Working data »
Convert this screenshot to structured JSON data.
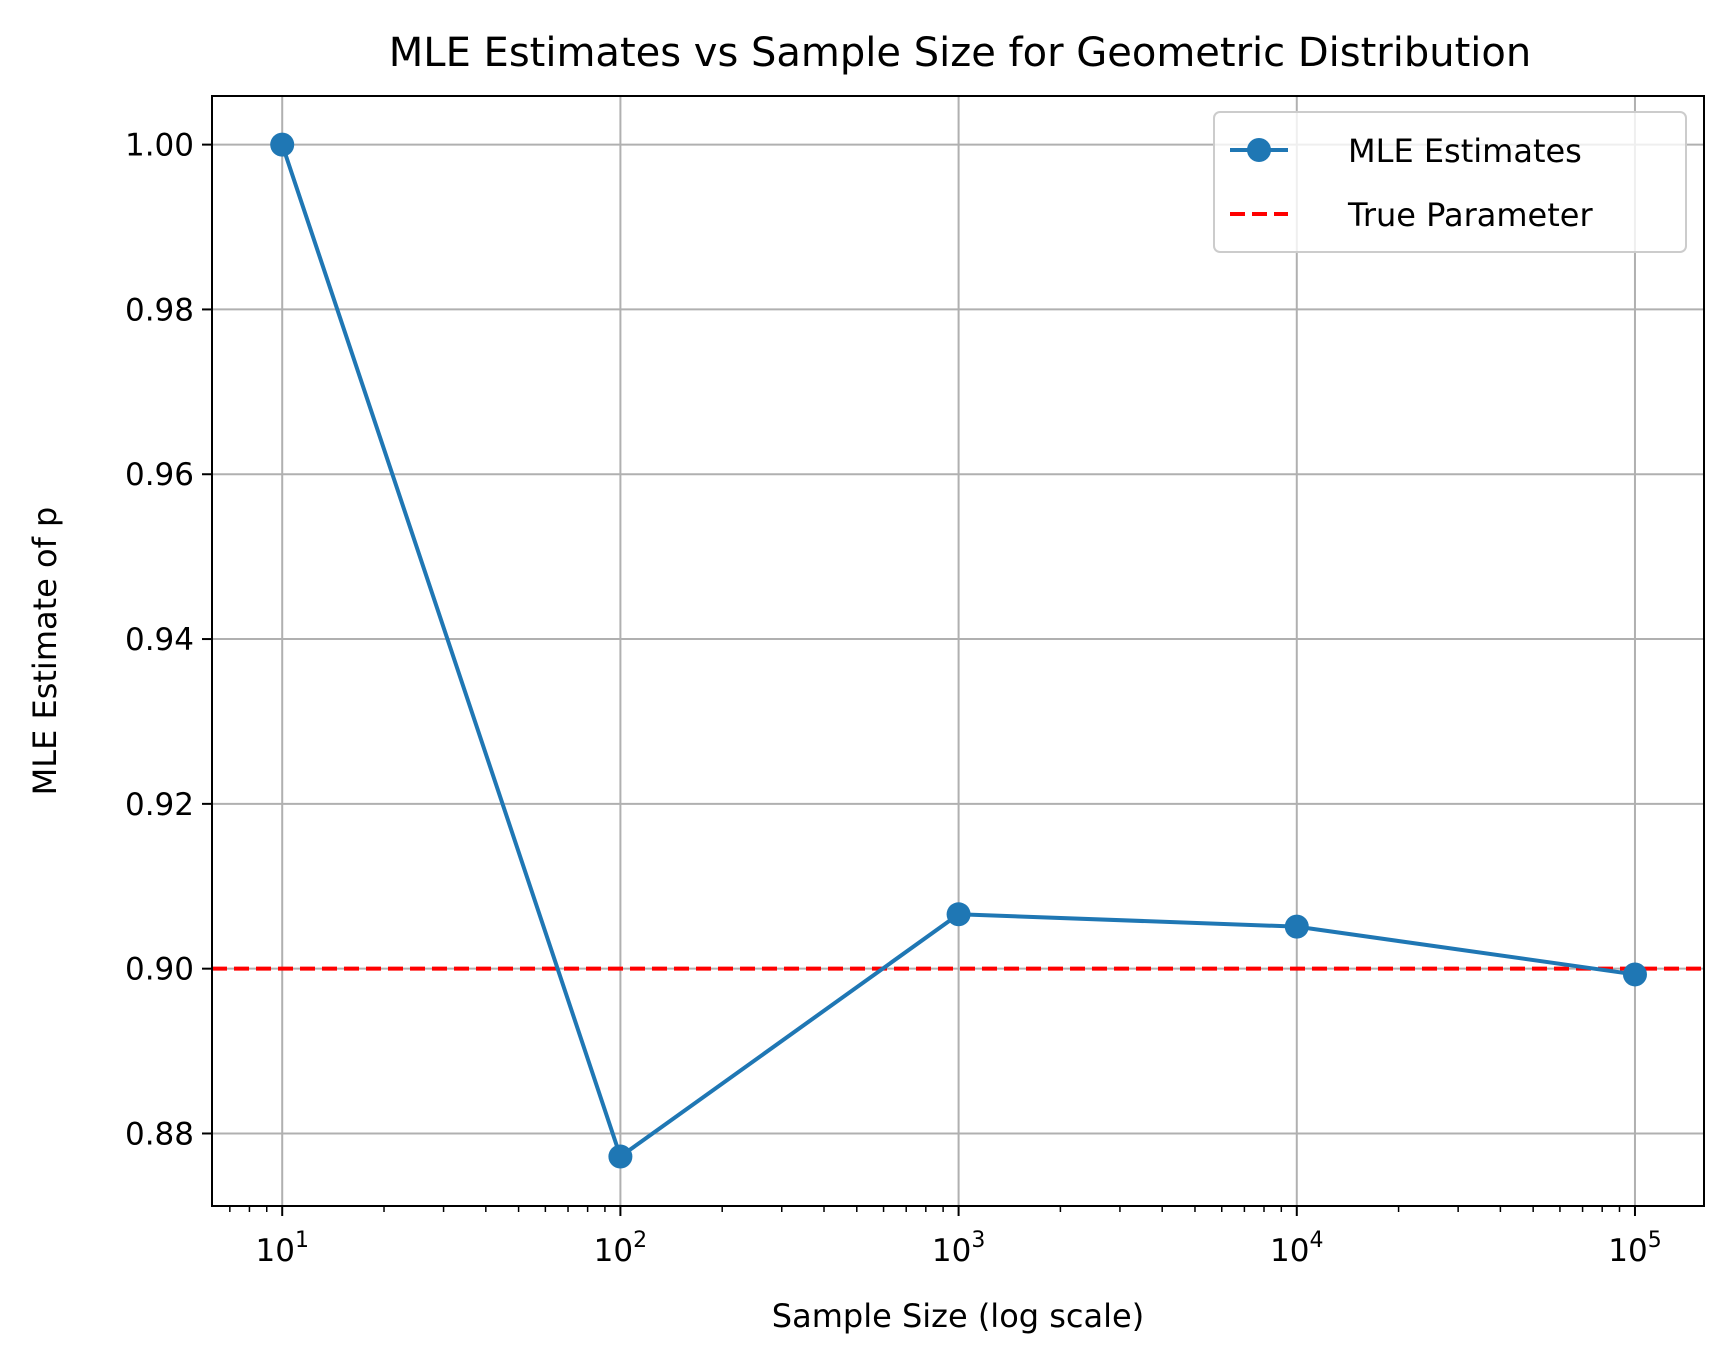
{
  "chart_data": {
    "type": "line",
    "title": "MLE Estimates vs Sample Size for Geometric Distribution",
    "xlabel": "Sample Size (log scale)",
    "ylabel": "MLE Estimate of p",
    "xscale": "log",
    "xlim": [
      6.2,
      160000
    ],
    "ylim": [
      0.8712,
      1.0059
    ],
    "x_ticks": [
      10,
      100,
      1000,
      10000,
      100000
    ],
    "x_tick_labels": [
      {
        "base": "10",
        "exp": "1"
      },
      {
        "base": "10",
        "exp": "2"
      },
      {
        "base": "10",
        "exp": "3"
      },
      {
        "base": "10",
        "exp": "4"
      },
      {
        "base": "10",
        "exp": "5"
      }
    ],
    "y_ticks": [
      0.88,
      0.9,
      0.92,
      0.94,
      0.96,
      0.98,
      1.0
    ],
    "y_tick_labels": [
      "0.88",
      "0.90",
      "0.92",
      "0.94",
      "0.96",
      "0.98",
      "1.00"
    ],
    "grid": true,
    "legend_position": "top-right",
    "series": [
      {
        "name": "MLE Estimates",
        "color": "#1f77b4",
        "style": "solid",
        "marker": "circle",
        "x": [
          10,
          100,
          1000,
          10000,
          100000
        ],
        "y": [
          1.0,
          0.8772,
          0.9066,
          0.9051,
          0.8993
        ]
      }
    ],
    "reference_lines": [
      {
        "name": "True Parameter",
        "y": 0.9,
        "color": "#ff0000",
        "style": "dashed"
      }
    ]
  }
}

Your task » Without the images, write out each line of the data verbatim.

Right answer »
Convert this screenshot to structured JSON data.
{
  "chart_data": {
    "type": "line",
    "title": "MLE Estimates vs Sample Size for Geometric Distribution",
    "xlabel": "Sample Size (log scale)",
    "ylabel": "MLE Estimate of p",
    "xscale": "log",
    "xlim": [
      6.2,
      160000
    ],
    "ylim": [
      0.8712,
      1.0059
    ],
    "x_ticks": [
      10,
      100,
      1000,
      10000,
      100000
    ],
    "x_tick_labels": [
      {
        "base": "10",
        "exp": "1"
      },
      {
        "base": "10",
        "exp": "2"
      },
      {
        "base": "10",
        "exp": "3"
      },
      {
        "base": "10",
        "exp": "4"
      },
      {
        "base": "10",
        "exp": "5"
      }
    ],
    "y_ticks": [
      0.88,
      0.9,
      0.92,
      0.94,
      0.96,
      0.98,
      1.0
    ],
    "y_tick_labels": [
      "0.88",
      "0.90",
      "0.92",
      "0.94",
      "0.96",
      "0.98",
      "1.00"
    ],
    "grid": true,
    "legend_position": "top-right",
    "series": [
      {
        "name": "MLE Estimates",
        "color": "#1f77b4",
        "style": "solid",
        "marker": "circle",
        "x": [
          10,
          100,
          1000,
          10000,
          100000
        ],
        "y": [
          1.0,
          0.8772,
          0.9066,
          0.9051,
          0.8993
        ]
      }
    ],
    "reference_lines": [
      {
        "name": "True Parameter",
        "y": 0.9,
        "color": "#ff0000",
        "style": "dashed"
      }
    ]
  }
}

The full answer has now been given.